--- start Available records ---
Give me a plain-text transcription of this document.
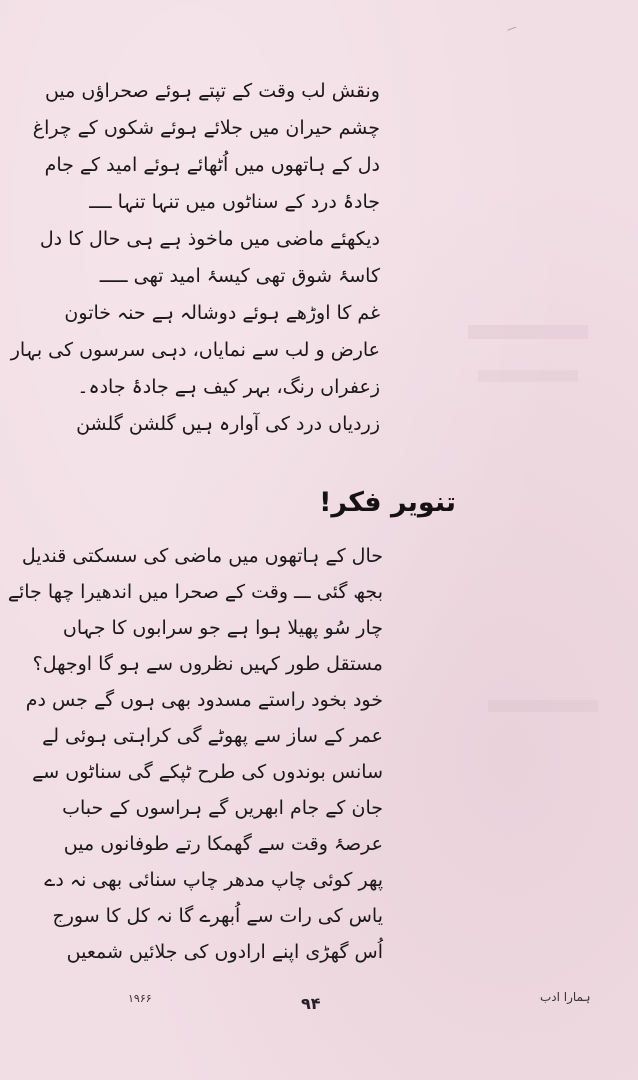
ونقش لب وقت کے تپتے ہوئے صحراؤں میں
چشم حیران میں جلائے ہوئے شکوں کے چراغ
دل کے ہاتھوں میں اُٹھائے ہوئے امید کے جام
جادۂ درد کے سناٹوں میں تنہا تنہا ــــ
دیکھئے ماضی میں ماخوذ ہے ہی حال کا دل
کاسۂ شوق تھی کیسۂ امید تھی ـــــ
غم کا اوڑھے ہوئے دوشالہ ہے حنہ خاتون
عارض و لب سے نمایاں، دہی سرسوں کی بہار
زعفراں رنگ، بہر کیف ہے جادۂ جادہ۔
زردیاں درد کی آوارہ ہیں گلشن گلشن
تنویر فکر!
حال کے ہاتھوں میں ماضی کی سسکتی قندیل
بجھ گئی ـــ وقت کے صحرا میں اندھیرا چھا جائے
چار سُو پھیلا ہوا ہے جو سرابوں کا جہاں
مستقل طور کہیں نظروں سے ہو گا اوجھل؟
خود بخود راستے مسدود بھی ہوں گے جس دم
عمر کے ساز سے پھوٹے گی کراہتی ہوئی لے
سانس بوندوں کی طرح ٹپکے گی سناٹوں سے
جان کے جام ابھریں گے ہراسوں کے حباب
عرصۂ وقت سے گھمکا رتے طوفانوں میں
پھر کوئی چاپ مدھر چاپ سنائی بھی نہ دے
یاس کی رات سے اُبھرے گا نہ کل کا سورج
اُس گھڑی اپنے ارادوں کی جلائیں شمعیں
۱۹۶۶	۹۴	ہمارا ادب
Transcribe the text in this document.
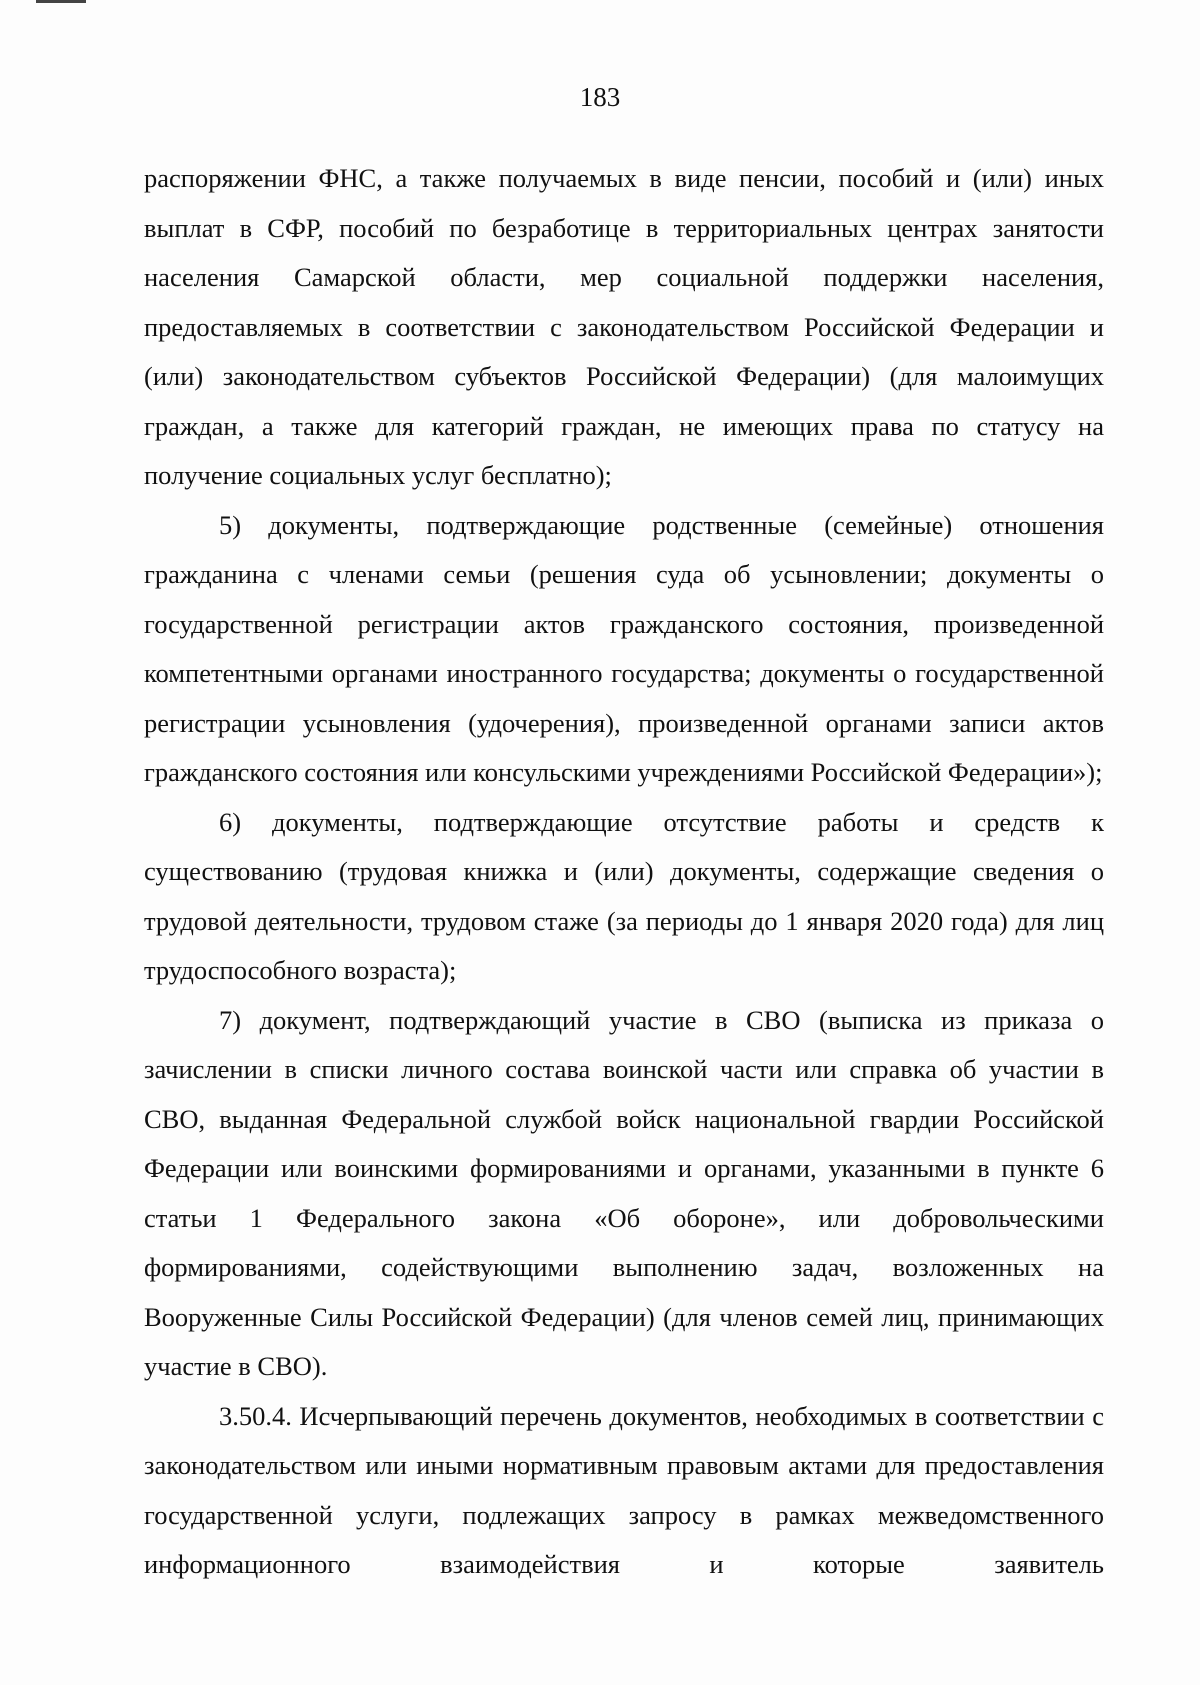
183

распоряжении ФНС, а также получаемых в виде пенсии, пособий и (или) иных выплат в СФР, пособий по безработице в территориальных центрах занятости населения Самарской области, мер социальной поддержки населения, предоставляемых в соответствии с законодательством Российской Федерации и (или) законодательством субъектов Российской Федерации) (для малоимущих граждан, а также для категорий граждан, не имеющих права по статусу на получение социальных услуг бесплатно);

5) документы, подтверждающие родственные (семейные) отношения гражданина с членами семьи (решения суда об усыновлении; документы о государственной регистрации актов гражданского состояния, произведенной компетентными органами иностранного государства; документы о государственной регистрации усыновления (удочерения), произведенной органами записи актов гражданского состояния или консульскими учреждениями Российской Федерации»);

6) документы, подтверждающие отсутствие работы и средств к существованию (трудовая книжка и (или) документы, содержащие сведения о трудовой деятельности, трудовом стаже (за периоды до 1 января 2020 года) для лиц трудоспособного возраста);

7) документ, подтверждающий участие в СВО (выписка из приказа о зачислении в списки личного состава воинской части или справка об участии в СВО, выданная Федеральной службой войск национальной гвардии Российской Федерации или воинскими формированиями и органами, указанными в пункте 6 статьи 1 Федерального закона «Об обороне», или добровольческими формированиями, содействующими выполнению задач, возложенных на Вооруженные Силы Российской Федерации) (для членов семей лиц, принимающих участие в СВО).

3.50.4. Исчерпывающий перечень документов, необходимых в соответствии с законодательством или иными нормативным правовым актами для предоставления государственной услуги, подлежащих запросу в рамках межведомственного информационного взаимодействия и которые заявитель
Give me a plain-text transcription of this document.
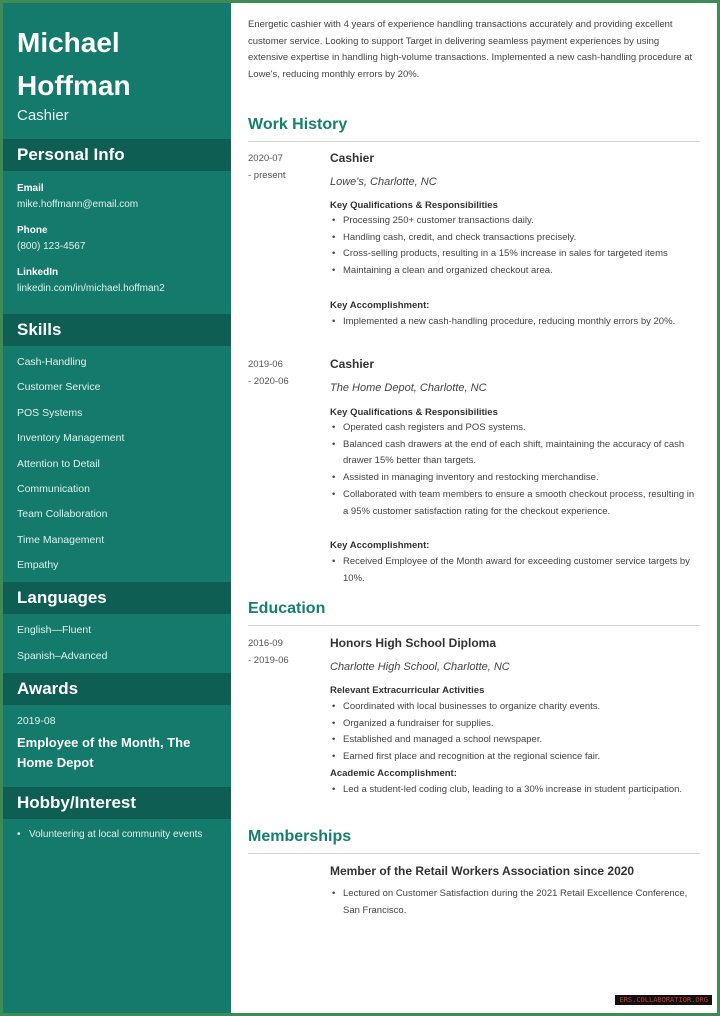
Michael Hoffman
Cashier
Personal Info
Email
mike.hoffmann@email.com
Phone
(800) 123-4567
LinkedIn
linkedin.com/in/michael.hoffman2
Skills
Cash-Handling
Customer Service
POS Systems
Inventory Management
Attention to Detail
Communication
Team Collaboration
Time Management
Empathy
Languages
English—Fluent
Spanish–Advanced
Awards
2019-08
Employee of the Month, The Home Depot
Hobby/Interest
• Volunteering at local community events
Energetic cashier with 4 years of experience handling transactions accurately and providing excellent customer service. Looking to support Target in delivering seamless payment experiences by using extensive expertise in handling high-volume transactions. Implemented a new cash-handling procedure at Lowe's, reducing monthly errors by 20%.
Work History
2020-07
- present
Cashier
Lowe's, Charlotte, NC
Key Qualifications & Responsibilities
• Processing 250+ customer transactions daily.
• Handling cash, credit, and check transactions precisely.
• Cross-selling products, resulting in a 15% increase in sales for targeted items
• Maintaining a clean and organized checkout area.
Key Accomplishment:
• Implemented a new cash-handling procedure, reducing monthly errors by 20%.
2019-06
- 2020-06
Cashier
The Home Depot, Charlotte, NC
Key Qualifications & Responsibilities
• Operated cash registers and POS systems.
• Balanced cash drawers at the end of each shift, maintaining the accuracy of cash drawer 15% better than targets.
• Assisted in managing inventory and restocking merchandise.
• Collaborated with team members to ensure a smooth checkout process, resulting in a 95% customer satisfaction rating for the checkout experience.
Key Accomplishment:
• Received Employee of the Month award for exceeding customer service targets by 10%.
Education
2016-09
- 2019-06
Honors High School Diploma
Charlotte High School, Charlotte, NC
Relevant Extracurricular Activities
• Coordinated with local businesses to organize charity events.
• Organized a fundraiser for supplies.
• Established and managed a school newspaper.
• Earned first place and recognition at the regional science fair.
Academic Accomplishment:
• Led a student-led coding club, leading to a 30% increase in student participation.
Memberships
Member of the Retail Workers Association since 2020
• Lectured on Customer Satisfaction during the 2021 Retail Excellence Conference, San Francisco.
ERS.COLLABORATIOR.ORG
--- end Available records ---
### Objective
Filter the entries and copy out every line with the word "monthly".

### Solution for this task
Energetic cashier with 4 years of experience handling transactions accurately and providing excellent customer service. Looking to support Target in delivering seamless payment experiences by using extensive expertise in handling high-volume transactions. Implemented a new cash-handling procedure at Lowe's, reducing monthly errors by 20%.
• Implemented a new cash-handling procedure, reducing monthly errors by 20%.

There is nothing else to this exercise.